What you need to do
In the listing below, find every line with the string "Boundary" and pull it out.

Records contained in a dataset
★ ★ ★ ★ ★ ★ ★

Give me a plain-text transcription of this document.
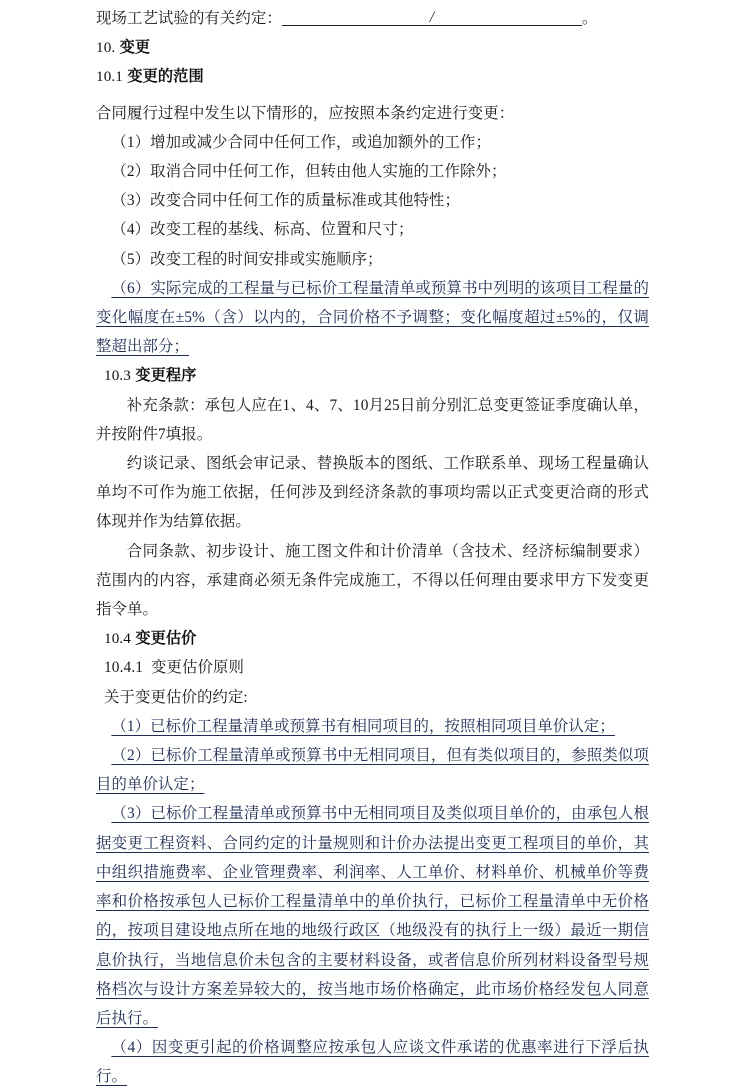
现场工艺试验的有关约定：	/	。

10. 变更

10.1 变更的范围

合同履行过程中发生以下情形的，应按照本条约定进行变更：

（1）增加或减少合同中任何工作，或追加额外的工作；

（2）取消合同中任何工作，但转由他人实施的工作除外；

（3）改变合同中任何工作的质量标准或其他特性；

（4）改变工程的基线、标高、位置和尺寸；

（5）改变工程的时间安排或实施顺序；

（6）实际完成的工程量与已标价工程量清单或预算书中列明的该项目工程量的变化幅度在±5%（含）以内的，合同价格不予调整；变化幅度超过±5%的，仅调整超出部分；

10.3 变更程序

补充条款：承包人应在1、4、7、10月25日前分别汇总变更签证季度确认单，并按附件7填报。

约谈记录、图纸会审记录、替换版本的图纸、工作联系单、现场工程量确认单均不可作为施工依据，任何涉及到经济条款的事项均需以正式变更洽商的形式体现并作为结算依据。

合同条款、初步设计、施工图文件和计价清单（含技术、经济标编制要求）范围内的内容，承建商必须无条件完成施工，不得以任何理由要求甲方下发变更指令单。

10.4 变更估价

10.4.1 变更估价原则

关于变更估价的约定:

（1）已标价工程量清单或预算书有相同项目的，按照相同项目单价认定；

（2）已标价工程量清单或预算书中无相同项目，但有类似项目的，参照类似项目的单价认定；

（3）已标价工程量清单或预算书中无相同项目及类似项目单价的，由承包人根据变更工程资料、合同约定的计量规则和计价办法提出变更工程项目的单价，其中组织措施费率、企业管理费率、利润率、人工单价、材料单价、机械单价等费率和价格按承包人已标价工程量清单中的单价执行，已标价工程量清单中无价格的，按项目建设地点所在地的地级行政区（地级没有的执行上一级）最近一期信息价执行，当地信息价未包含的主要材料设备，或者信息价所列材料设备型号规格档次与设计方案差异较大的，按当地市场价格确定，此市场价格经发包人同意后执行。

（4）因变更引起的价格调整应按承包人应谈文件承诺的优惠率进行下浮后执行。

★ ★ ★ ★ ★ ★ ★

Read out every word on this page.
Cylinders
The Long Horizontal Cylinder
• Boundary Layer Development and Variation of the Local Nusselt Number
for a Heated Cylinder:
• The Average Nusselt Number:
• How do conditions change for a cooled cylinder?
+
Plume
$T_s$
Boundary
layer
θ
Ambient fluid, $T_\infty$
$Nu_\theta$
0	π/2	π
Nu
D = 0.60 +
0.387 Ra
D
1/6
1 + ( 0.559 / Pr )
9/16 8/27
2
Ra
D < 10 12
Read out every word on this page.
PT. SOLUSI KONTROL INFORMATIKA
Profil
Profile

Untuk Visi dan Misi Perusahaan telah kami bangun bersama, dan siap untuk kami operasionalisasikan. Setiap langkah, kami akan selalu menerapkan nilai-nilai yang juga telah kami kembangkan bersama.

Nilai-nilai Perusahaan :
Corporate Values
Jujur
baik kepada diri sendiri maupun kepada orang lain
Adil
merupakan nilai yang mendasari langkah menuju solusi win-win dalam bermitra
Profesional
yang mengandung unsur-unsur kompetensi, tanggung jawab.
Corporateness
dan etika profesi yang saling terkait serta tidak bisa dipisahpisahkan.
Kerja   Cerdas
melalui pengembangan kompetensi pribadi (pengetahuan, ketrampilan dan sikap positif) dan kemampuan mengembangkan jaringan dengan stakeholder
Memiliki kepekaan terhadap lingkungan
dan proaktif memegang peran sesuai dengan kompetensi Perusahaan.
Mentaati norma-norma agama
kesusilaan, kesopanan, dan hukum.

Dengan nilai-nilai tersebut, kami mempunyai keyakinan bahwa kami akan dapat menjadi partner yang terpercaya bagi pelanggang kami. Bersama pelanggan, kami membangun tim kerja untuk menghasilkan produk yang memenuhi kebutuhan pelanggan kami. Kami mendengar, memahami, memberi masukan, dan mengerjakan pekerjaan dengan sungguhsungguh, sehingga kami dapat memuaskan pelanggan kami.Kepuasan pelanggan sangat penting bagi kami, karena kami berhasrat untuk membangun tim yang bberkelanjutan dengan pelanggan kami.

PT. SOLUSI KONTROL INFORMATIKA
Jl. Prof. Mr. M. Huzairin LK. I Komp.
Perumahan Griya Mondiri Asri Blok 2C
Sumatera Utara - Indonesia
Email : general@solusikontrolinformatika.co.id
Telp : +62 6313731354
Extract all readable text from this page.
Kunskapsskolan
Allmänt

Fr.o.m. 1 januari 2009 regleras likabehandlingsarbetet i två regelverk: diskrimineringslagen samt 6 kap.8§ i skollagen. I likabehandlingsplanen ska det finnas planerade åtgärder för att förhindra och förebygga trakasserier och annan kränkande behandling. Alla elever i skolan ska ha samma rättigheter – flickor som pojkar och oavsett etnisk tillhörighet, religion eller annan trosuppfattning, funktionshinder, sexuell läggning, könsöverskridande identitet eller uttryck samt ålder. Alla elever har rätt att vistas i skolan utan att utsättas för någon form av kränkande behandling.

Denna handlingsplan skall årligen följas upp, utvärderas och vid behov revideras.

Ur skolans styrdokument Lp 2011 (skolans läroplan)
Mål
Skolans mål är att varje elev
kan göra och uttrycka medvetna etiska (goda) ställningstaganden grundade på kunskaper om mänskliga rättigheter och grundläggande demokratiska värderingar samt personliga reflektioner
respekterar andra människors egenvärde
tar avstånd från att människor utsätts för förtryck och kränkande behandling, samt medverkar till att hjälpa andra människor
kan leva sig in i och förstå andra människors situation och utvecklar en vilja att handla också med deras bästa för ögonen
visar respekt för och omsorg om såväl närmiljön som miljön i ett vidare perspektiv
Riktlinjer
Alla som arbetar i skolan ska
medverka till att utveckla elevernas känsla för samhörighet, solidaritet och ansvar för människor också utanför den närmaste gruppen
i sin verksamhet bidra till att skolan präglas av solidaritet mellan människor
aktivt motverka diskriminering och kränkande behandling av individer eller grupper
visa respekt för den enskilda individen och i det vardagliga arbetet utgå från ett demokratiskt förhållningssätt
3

★ ★ ★ ★ ★ ★ ★

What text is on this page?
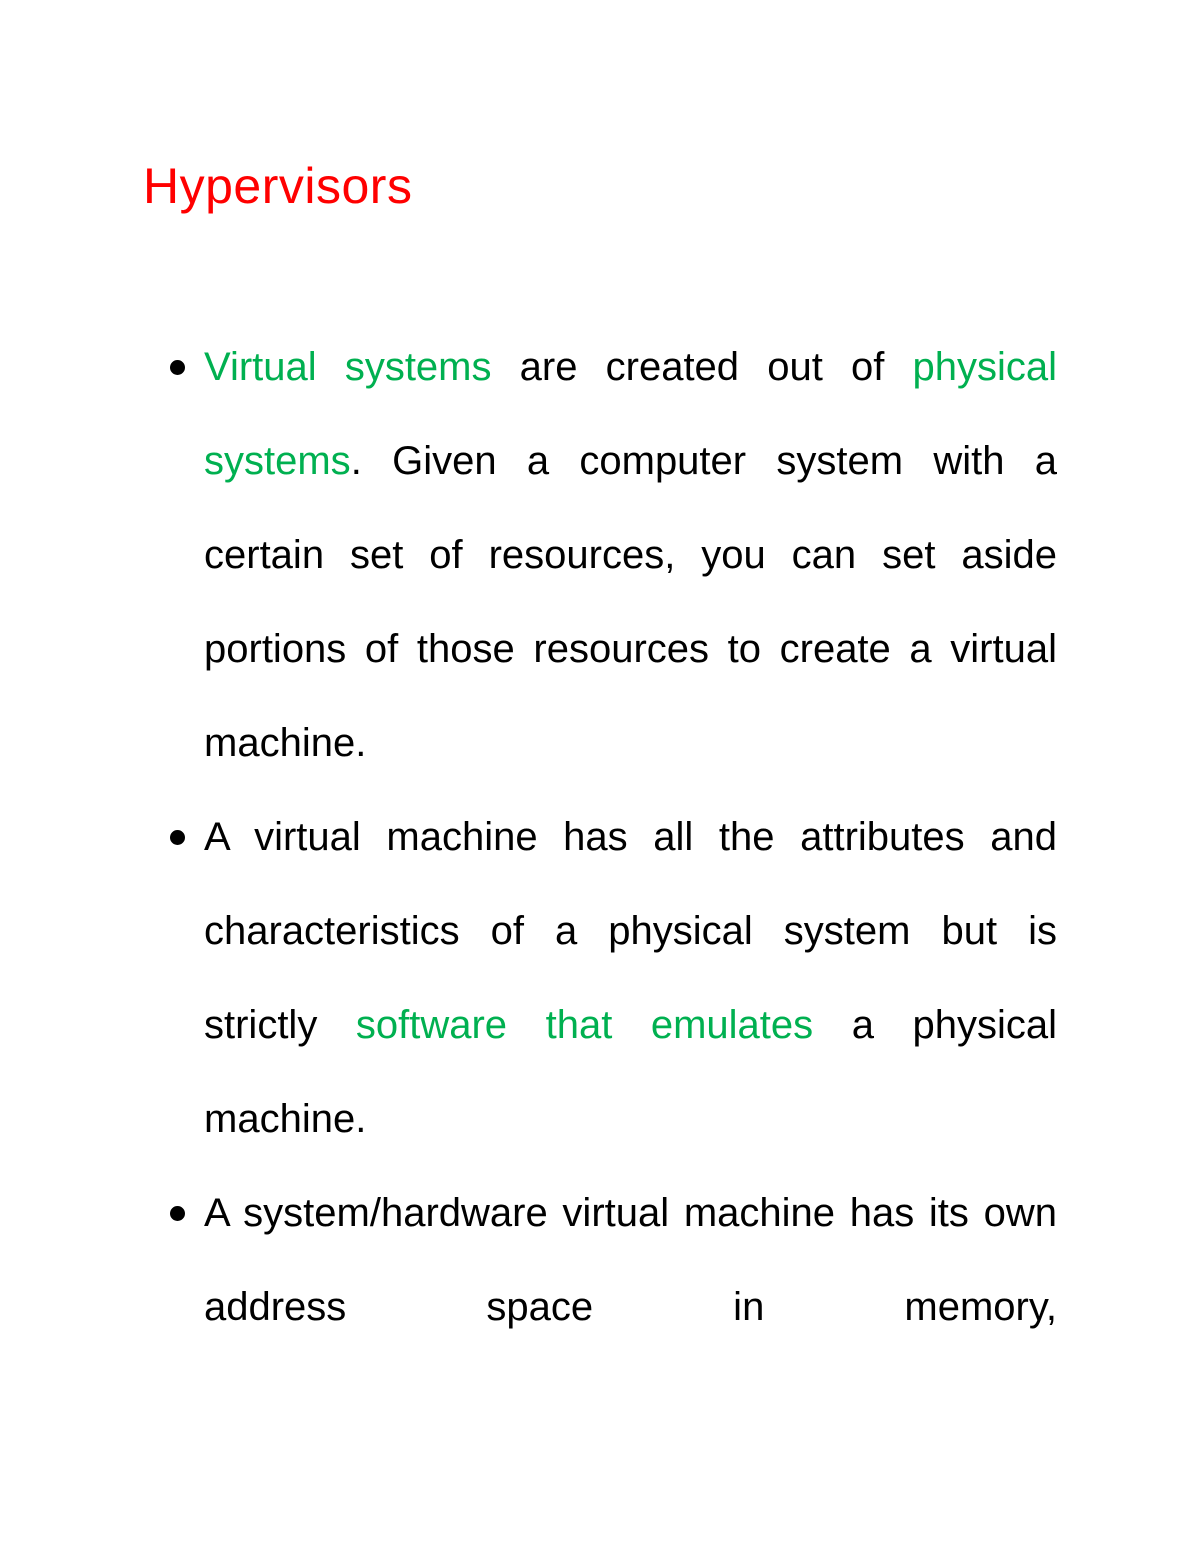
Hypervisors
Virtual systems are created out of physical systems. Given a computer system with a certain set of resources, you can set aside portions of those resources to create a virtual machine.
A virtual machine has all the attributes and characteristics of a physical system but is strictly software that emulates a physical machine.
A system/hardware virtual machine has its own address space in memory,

★ ★ ★ ★ ★ ★ ★

Task result
• Boundary Layer Development and Variation of the Local Nusselt Number
Boundary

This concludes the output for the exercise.